> BRIEF
Go through the records and filter out every line lacking the word "like"; copy the lines that remain.

> THE DATA
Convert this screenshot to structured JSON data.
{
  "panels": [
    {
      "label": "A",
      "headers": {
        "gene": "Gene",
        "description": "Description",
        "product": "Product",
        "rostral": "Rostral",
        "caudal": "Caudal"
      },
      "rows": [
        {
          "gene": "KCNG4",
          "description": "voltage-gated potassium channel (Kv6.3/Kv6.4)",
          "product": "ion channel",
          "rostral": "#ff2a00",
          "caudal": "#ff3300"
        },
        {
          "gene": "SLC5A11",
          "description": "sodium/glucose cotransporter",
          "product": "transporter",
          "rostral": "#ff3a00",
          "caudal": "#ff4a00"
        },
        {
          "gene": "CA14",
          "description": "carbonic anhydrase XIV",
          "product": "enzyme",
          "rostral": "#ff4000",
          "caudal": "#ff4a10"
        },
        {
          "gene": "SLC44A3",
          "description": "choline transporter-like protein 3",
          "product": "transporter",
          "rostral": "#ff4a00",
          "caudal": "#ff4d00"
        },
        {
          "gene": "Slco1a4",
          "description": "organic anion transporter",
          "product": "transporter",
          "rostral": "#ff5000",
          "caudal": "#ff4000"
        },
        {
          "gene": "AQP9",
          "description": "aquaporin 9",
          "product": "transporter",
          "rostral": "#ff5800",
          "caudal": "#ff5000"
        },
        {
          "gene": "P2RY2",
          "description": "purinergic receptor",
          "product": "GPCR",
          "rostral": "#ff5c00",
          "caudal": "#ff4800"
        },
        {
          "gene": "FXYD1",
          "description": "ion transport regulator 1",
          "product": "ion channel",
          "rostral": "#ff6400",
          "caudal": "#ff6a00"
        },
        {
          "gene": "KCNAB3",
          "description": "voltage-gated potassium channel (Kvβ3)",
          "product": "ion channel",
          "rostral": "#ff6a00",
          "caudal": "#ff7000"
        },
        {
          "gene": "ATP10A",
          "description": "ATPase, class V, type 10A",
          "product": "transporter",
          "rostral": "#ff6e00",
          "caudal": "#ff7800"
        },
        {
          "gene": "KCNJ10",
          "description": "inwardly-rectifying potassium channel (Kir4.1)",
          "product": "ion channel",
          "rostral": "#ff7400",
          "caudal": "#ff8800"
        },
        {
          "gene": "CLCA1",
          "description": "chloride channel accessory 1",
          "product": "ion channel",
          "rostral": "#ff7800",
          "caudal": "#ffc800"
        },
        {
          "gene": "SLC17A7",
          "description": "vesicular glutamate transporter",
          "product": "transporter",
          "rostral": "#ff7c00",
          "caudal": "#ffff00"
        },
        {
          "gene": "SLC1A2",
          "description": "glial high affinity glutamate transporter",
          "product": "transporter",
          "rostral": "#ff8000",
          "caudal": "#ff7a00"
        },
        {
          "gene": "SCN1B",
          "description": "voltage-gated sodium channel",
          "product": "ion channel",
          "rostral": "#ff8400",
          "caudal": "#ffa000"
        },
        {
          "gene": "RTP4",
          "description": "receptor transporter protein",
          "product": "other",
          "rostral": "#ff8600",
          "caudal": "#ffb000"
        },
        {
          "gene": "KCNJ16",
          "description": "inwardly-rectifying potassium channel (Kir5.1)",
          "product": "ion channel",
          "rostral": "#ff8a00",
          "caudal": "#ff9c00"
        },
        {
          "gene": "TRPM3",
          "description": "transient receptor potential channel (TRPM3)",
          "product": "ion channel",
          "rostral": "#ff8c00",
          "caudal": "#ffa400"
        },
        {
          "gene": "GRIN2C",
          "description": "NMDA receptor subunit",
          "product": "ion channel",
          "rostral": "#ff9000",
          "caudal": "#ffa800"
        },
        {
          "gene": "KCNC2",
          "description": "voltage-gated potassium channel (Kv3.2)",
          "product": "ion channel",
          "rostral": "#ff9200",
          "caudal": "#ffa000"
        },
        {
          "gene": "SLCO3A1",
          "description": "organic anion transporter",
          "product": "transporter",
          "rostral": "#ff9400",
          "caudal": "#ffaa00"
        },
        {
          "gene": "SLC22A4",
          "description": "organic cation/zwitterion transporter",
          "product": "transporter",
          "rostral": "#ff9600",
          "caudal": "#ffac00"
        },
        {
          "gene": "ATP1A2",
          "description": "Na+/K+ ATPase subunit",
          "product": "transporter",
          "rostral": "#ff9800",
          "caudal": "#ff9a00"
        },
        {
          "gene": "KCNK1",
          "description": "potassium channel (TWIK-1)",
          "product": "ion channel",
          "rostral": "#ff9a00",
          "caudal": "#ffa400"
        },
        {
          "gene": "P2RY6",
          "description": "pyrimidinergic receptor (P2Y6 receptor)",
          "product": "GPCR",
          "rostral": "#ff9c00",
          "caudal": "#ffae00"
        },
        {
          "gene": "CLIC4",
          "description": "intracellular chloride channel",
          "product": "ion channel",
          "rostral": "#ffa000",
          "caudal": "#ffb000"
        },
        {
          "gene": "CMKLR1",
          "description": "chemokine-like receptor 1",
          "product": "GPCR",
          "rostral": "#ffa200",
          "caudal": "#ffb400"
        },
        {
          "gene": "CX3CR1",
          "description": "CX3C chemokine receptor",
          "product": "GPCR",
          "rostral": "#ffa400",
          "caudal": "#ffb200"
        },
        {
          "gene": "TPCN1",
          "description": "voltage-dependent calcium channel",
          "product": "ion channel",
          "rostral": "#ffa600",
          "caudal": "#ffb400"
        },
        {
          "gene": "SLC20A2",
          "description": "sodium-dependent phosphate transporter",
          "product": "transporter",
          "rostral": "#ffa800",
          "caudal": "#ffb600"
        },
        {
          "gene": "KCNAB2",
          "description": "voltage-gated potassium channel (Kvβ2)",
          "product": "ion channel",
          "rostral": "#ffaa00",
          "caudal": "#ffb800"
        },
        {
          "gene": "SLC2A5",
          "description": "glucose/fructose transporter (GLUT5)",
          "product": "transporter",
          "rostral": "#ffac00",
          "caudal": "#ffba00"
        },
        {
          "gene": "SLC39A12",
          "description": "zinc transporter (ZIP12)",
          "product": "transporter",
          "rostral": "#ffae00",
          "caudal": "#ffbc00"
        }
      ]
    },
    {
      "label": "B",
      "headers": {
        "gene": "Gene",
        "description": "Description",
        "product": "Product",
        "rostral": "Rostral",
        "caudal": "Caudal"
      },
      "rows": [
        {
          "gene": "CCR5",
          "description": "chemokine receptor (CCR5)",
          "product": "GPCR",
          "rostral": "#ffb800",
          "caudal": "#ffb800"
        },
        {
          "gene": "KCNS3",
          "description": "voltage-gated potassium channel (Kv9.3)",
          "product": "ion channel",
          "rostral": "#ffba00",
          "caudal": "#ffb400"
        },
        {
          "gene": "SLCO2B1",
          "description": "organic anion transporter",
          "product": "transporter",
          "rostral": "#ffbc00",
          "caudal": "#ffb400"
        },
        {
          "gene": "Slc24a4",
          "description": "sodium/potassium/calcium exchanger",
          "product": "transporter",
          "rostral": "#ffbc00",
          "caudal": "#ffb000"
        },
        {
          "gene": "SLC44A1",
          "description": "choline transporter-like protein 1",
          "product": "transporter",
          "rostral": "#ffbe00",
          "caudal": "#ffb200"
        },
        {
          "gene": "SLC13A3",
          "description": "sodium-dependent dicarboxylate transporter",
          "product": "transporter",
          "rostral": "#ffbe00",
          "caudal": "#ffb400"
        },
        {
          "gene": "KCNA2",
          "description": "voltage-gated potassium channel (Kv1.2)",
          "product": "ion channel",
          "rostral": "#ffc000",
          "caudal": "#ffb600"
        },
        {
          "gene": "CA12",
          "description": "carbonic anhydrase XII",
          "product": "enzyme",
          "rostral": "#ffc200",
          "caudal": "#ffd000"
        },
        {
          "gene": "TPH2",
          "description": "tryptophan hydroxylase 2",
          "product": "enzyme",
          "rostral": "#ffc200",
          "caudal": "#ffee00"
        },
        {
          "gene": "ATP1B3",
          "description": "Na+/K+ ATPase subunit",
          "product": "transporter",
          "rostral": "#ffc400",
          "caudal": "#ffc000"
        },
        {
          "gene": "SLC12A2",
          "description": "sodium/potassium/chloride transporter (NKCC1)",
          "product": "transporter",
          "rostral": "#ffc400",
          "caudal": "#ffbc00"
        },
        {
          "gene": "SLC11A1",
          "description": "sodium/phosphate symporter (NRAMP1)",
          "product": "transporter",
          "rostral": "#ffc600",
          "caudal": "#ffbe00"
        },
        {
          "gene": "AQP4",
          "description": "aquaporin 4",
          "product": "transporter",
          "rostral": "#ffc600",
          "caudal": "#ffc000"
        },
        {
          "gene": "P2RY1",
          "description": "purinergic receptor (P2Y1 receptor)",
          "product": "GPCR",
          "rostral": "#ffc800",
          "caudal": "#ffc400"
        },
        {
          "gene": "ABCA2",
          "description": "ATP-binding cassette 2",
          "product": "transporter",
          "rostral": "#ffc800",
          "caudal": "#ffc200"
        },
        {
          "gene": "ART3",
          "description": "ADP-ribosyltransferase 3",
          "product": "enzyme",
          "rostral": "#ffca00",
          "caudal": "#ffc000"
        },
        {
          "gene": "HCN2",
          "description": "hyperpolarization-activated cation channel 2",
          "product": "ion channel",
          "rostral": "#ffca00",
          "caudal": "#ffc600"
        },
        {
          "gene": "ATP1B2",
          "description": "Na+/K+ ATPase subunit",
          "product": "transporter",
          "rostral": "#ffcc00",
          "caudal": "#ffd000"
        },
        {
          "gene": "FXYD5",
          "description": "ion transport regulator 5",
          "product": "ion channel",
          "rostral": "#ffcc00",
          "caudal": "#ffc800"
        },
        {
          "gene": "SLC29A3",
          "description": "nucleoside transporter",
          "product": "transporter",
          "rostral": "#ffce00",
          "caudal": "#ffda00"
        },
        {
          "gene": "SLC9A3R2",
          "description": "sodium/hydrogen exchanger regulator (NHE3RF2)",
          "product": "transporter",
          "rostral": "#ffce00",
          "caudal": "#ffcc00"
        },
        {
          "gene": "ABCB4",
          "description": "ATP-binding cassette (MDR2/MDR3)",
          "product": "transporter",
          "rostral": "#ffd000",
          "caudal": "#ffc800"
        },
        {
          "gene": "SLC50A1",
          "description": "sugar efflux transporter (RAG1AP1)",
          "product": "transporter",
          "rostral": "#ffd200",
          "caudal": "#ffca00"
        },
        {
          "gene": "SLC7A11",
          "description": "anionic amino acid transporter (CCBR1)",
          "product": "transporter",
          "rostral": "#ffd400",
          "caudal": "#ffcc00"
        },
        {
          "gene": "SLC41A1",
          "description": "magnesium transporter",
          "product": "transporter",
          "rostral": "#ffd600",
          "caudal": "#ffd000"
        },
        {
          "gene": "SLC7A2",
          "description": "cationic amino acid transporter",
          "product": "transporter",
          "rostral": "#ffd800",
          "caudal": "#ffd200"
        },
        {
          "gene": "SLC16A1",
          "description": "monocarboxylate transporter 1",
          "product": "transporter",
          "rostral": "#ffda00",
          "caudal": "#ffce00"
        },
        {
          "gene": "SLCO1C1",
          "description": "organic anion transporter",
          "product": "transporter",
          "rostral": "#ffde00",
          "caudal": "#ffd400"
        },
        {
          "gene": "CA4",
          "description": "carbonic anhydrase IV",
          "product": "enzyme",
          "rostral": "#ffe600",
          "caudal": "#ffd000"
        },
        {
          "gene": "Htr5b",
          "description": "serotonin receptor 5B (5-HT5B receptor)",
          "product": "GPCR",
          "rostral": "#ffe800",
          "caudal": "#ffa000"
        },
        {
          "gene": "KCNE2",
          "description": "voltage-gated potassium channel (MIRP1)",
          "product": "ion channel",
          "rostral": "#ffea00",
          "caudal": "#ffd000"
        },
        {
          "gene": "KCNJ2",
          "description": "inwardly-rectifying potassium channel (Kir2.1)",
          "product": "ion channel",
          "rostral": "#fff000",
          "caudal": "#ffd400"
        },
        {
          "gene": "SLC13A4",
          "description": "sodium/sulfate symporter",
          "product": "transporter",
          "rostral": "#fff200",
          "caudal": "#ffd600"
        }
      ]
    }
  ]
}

> SOLUTION TO THIS TASK
          "description": "choline transporter-like protein 3",
          "description": "chemokine-like receptor 1",
          "description": "choline transporter-like protein 1",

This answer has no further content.